**THE TASK:** Scan the data below and pick out the lines containing the word "administrative".

┌──

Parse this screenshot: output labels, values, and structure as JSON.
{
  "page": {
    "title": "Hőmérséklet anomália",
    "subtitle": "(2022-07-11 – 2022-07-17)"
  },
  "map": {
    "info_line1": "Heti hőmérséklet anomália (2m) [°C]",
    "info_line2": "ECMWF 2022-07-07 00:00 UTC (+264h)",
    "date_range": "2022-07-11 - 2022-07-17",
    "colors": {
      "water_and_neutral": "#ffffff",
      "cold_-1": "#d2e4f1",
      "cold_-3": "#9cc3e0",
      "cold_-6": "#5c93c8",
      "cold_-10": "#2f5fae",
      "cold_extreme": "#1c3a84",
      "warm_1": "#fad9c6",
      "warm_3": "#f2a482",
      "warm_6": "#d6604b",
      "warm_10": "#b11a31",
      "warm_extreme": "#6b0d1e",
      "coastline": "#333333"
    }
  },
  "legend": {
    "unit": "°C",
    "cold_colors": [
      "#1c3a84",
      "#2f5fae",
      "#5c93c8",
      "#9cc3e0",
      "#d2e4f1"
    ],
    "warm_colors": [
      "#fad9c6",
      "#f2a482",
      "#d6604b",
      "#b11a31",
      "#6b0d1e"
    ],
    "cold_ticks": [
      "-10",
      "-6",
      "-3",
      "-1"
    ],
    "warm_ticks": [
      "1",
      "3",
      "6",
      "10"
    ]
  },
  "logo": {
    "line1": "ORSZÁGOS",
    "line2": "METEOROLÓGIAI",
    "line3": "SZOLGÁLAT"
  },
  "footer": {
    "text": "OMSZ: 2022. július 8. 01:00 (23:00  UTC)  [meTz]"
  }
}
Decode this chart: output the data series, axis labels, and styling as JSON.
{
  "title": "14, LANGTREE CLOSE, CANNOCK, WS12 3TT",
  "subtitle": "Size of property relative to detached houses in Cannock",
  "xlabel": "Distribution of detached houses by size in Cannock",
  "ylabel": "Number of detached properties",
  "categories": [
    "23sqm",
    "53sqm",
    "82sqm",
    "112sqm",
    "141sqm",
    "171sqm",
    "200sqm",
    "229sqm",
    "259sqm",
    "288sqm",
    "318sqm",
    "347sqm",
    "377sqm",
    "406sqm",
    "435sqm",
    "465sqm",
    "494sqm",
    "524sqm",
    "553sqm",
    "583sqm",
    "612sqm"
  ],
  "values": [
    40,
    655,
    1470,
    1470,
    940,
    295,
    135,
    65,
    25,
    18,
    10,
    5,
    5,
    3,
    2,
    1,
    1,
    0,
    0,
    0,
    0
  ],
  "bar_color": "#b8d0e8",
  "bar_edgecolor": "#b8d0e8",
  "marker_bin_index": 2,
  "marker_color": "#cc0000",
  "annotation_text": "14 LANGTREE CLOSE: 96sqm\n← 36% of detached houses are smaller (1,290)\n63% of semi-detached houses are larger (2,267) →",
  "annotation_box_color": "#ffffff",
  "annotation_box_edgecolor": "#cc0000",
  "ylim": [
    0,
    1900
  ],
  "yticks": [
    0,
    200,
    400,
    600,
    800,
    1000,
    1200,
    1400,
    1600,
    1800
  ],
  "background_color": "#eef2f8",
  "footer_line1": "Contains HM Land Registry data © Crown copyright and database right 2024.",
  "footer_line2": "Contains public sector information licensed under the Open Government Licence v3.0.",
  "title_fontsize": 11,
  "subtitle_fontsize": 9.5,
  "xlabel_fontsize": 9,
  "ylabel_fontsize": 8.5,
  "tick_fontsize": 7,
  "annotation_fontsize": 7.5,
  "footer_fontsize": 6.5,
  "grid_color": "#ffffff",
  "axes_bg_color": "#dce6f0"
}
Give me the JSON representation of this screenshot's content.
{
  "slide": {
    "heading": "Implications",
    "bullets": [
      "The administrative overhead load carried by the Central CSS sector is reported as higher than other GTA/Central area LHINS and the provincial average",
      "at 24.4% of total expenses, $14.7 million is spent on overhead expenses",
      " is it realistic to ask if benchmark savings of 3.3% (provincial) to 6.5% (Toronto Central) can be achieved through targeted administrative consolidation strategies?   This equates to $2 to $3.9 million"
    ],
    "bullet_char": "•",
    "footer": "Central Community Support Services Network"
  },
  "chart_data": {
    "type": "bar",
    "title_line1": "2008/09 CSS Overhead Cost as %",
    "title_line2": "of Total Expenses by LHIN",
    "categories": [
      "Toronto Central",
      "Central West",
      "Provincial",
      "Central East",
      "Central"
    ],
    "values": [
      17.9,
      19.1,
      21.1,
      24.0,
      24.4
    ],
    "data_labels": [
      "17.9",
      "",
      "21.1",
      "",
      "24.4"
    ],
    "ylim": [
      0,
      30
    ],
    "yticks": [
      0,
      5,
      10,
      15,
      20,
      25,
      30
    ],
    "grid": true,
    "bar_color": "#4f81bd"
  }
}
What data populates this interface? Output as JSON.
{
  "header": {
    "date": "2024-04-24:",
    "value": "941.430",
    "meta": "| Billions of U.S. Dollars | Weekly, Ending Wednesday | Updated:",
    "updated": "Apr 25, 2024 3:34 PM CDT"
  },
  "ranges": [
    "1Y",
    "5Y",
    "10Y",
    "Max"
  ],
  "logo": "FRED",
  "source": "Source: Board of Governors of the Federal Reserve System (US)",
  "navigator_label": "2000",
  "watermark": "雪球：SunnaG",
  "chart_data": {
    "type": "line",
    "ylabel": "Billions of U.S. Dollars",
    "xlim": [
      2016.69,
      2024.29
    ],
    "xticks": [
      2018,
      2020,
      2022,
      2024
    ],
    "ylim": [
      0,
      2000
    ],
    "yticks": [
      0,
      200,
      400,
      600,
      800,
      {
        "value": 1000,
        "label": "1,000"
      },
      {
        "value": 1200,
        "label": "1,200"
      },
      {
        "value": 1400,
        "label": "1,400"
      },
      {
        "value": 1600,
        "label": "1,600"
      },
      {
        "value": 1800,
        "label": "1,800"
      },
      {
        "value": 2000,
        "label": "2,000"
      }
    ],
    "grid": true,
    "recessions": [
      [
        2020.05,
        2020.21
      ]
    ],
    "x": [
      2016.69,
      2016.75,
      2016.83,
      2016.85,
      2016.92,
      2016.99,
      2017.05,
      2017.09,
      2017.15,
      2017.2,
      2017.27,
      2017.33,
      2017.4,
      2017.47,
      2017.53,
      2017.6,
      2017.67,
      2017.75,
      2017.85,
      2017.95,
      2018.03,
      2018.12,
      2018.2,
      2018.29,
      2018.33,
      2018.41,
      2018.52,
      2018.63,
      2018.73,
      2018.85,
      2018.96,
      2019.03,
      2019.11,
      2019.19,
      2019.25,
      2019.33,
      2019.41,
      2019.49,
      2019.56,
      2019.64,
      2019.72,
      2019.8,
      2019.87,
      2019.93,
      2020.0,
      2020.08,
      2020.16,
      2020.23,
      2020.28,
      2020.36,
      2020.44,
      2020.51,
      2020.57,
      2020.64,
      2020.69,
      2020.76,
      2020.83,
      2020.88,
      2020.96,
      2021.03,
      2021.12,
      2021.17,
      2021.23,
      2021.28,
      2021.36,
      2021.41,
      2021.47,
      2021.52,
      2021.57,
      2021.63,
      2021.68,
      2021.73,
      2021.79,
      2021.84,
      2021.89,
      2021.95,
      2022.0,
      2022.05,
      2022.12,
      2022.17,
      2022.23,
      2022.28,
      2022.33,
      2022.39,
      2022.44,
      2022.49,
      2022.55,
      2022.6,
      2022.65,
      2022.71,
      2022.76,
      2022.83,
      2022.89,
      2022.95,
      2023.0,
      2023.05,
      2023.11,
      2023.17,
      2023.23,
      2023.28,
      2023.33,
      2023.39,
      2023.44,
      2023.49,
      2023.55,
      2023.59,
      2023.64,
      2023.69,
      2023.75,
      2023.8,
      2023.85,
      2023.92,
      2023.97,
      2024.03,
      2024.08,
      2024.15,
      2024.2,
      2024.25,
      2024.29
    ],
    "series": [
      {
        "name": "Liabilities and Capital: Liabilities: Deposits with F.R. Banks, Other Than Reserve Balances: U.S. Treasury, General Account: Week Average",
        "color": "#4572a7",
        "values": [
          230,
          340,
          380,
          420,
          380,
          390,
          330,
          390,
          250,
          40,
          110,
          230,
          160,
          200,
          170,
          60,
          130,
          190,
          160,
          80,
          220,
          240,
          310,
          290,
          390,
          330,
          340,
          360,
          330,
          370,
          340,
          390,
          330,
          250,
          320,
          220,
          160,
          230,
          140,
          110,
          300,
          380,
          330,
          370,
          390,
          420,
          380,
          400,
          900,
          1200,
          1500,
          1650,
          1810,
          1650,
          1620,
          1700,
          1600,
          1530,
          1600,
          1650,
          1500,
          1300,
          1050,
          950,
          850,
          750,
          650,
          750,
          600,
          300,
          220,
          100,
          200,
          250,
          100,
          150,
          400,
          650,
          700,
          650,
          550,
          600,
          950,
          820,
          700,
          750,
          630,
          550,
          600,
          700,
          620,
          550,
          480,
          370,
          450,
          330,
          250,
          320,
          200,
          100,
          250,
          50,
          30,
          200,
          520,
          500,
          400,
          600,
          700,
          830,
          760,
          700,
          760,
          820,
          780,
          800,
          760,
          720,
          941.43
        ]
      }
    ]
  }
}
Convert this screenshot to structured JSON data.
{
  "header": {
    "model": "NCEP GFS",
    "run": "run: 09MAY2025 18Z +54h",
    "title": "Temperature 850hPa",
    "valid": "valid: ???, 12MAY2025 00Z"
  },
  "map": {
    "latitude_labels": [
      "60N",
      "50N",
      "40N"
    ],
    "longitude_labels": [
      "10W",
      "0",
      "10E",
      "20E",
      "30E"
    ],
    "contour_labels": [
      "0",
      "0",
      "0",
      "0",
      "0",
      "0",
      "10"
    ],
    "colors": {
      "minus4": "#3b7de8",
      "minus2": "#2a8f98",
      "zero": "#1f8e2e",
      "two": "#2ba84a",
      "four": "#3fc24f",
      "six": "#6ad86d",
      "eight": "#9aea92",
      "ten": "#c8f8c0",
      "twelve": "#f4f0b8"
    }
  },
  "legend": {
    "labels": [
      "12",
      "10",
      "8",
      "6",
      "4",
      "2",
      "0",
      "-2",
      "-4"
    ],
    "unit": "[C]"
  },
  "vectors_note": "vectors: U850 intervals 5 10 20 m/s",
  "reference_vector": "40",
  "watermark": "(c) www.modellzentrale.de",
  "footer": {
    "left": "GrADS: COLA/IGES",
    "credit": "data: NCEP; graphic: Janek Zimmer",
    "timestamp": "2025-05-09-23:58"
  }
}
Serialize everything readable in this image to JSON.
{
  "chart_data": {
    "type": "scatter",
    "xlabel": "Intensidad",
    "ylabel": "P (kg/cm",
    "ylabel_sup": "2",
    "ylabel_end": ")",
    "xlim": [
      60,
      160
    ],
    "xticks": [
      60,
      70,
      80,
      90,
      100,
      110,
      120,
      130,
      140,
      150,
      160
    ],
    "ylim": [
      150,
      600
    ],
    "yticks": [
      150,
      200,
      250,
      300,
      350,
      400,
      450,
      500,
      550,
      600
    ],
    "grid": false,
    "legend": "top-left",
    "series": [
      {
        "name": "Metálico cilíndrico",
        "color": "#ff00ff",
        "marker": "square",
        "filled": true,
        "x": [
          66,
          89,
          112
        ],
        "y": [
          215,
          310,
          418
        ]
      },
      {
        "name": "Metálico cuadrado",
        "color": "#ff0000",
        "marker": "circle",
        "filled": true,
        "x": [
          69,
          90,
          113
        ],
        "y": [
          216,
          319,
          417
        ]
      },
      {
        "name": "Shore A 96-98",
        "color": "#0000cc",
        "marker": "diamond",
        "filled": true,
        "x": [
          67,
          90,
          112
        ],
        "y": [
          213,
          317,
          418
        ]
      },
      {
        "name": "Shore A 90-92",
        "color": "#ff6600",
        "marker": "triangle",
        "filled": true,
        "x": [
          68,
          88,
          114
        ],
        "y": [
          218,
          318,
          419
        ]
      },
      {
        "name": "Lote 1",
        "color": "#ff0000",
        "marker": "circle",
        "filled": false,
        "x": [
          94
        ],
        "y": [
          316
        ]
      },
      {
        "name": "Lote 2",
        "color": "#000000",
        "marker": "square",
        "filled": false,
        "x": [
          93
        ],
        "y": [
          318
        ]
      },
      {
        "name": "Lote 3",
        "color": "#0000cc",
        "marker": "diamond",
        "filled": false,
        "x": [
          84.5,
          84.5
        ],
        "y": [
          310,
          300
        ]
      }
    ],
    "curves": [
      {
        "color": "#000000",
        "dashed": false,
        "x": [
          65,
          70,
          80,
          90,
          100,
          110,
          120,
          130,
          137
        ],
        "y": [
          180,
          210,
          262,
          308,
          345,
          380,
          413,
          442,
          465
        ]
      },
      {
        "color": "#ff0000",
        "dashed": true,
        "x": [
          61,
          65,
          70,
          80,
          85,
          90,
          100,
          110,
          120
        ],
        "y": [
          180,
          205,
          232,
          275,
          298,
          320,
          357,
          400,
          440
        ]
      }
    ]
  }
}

└──

**COMPLETED TASK:**
      "The administrative overhead load carried by the Central CSS sector is reported as higher than other GTA/Central area LHINS and the provincial average",
      " is it realistic to ask if benchmark savings of 3.3% (provincial) to 6.5% (Toronto Central) can be achieved through targeted administrative consolidation strategies?   This equates to $2 to $3.9 million"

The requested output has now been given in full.